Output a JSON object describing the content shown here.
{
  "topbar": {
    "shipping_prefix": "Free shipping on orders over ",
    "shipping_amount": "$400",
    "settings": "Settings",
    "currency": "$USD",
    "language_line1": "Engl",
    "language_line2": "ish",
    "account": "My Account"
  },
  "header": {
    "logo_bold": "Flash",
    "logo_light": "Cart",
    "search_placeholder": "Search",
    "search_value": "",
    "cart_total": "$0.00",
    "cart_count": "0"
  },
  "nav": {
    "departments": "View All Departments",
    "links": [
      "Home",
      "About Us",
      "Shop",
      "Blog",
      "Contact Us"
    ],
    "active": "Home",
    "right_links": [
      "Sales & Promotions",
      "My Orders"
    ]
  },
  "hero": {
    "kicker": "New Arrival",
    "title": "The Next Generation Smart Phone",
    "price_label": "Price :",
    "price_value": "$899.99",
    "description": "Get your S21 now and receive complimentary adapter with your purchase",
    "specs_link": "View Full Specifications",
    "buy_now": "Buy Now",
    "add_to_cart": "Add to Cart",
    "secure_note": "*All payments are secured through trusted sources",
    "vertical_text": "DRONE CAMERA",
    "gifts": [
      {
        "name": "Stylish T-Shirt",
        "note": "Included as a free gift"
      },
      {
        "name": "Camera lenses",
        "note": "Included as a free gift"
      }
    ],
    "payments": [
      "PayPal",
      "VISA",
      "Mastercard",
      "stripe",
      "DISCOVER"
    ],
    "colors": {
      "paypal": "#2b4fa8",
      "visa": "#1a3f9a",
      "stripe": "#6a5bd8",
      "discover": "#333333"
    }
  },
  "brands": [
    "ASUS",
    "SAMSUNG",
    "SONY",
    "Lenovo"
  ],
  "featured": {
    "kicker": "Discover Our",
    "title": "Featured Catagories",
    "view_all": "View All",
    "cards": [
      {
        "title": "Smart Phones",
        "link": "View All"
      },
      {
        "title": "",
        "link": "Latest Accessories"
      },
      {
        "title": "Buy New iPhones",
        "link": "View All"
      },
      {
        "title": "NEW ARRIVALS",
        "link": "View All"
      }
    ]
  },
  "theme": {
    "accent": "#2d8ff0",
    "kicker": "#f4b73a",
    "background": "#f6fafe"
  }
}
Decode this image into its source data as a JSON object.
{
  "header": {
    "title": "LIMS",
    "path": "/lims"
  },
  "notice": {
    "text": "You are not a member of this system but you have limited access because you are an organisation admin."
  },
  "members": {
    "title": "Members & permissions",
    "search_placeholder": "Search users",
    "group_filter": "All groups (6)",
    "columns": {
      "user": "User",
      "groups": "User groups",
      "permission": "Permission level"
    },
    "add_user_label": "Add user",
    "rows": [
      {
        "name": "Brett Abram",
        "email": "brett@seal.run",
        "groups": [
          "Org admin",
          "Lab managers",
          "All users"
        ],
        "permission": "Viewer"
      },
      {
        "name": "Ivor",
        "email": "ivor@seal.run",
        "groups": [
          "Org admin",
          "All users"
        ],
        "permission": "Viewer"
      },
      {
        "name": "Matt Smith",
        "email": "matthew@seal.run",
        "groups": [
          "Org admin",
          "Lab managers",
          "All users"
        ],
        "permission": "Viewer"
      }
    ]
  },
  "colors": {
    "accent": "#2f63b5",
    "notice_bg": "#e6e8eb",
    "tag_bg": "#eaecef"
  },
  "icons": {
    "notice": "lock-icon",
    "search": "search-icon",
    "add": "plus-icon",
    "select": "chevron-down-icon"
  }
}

- - - - -

:: Directions ::
Give all of the entries again, word for word.

:: Solution to the exercise ::
Output a JSON object describing the content shown here.
{
  "topbar": {
    "shipping_prefix": "Free shipping on orders over ",
    "shipping_amount": "$400",
    "settings": "Settings",
    "currency": "$USD",
    "language_line1": "Engl",
    "language_line2": "ish",
    "account": "My Account"
  },
  "header": {
    "logo_bold": "Flash",
    "logo_light": "Cart",
    "search_placeholder": "Search",
    "search_value": "",
    "cart_total": "$0.00",
    "cart_count": "0"
  },
  "nav": {
    "departments": "View All Departments",
    "links": [
      "Home",
      "About Us",
      "Shop",
      "Blog",
      "Contact Us"
    ],
    "active": "Home",
    "right_links": [
      "Sales & Promotions",
      "My Orders"
    ]
  },
  "hero": {
    "kicker": "New Arrival",
    "title": "The Next Generation Smart Phone",
    "price_label": "Price :",
    "price_value": "$899.99",
    "description": "Get your S21 now and receive complimentary adapter with your purchase",
    "specs_link": "View Full Specifications",
    "buy_now": "Buy Now",
    "add_to_cart": "Add to Cart",
    "secure_note": "*All payments are secured through trusted sources",
    "vertical_text": "DRONE CAMERA",
    "gifts": [
      {
        "name": "Stylish T-Shirt",
        "note": "Included as a free gift"
      },
      {
        "name": "Camera lenses",
        "note": "Included as a free gift"
      }
    ],
    "payments": [
      "PayPal",
      "VISA",
      "Mastercard",
      "stripe",
      "DISCOVER"
    ],
    "colors": {
      "paypal": "#2b4fa8",
      "visa": "#1a3f9a",
      "stripe": "#6a5bd8",
      "discover": "#333333"
    }
  },
  "brands": [
    "ASUS",
    "SAMSUNG",
    "SONY",
    "Lenovo"
  ],
  "featured": {
    "kicker": "Discover Our",
    "title": "Featured Catagories",
    "view_all": "View All",
    "cards": [
      {
        "title": "Smart Phones",
        "link": "View All"
      },
      {
        "title": "",
        "link": "Latest Accessories"
      },
      {
        "title": "Buy New iPhones",
        "link": "View All"
      },
      {
        "title": "NEW ARRIVALS",
        "link": "View All"
      }
    ]
  },
  "theme": {
    "accent": "#2d8ff0",
    "kicker": "#f4b73a",
    "background": "#f6fafe"
  }
}
Decode this image into its source data as a JSON object.
{
  "header": {
    "title": "LIMS",
    "path": "/lims"
  },
  "notice": {
    "text": "You are not a member of this system but you have limited access because you are an organisation admin."
  },
  "members": {
    "title": "Members & permissions",
    "search_placeholder": "Search users",
    "group_filter": "All groups (6)",
    "columns": {
      "user": "User",
      "groups": "User groups",
      "permission": "Permission level"
    },
    "add_user_label": "Add user",
    "rows": [
      {
        "name": "Brett Abram",
        "email": "brett@seal.run",
        "groups": [
          "Org admin",
          "Lab managers",
          "All users"
        ],
        "permission": "Viewer"
      },
      {
        "name": "Ivor",
        "email": "ivor@seal.run",
        "groups": [
          "Org admin",
          "All users"
        ],
        "permission": "Viewer"
      },
      {
        "name": "Matt Smith",
        "email": "matthew@seal.run",
        "groups": [
          "Org admin",
          "Lab managers",
          "All users"
        ],
        "permission": "Viewer"
      }
    ]
  },
  "colors": {
    "accent": "#2f63b5",
    "notice_bg": "#e6e8eb",
    "tag_bg": "#eaecef"
  },
  "icons": {
    "notice": "lock-icon",
    "search": "search-icon",
    "add": "plus-icon",
    "select": "chevron-down-icon"
  }
}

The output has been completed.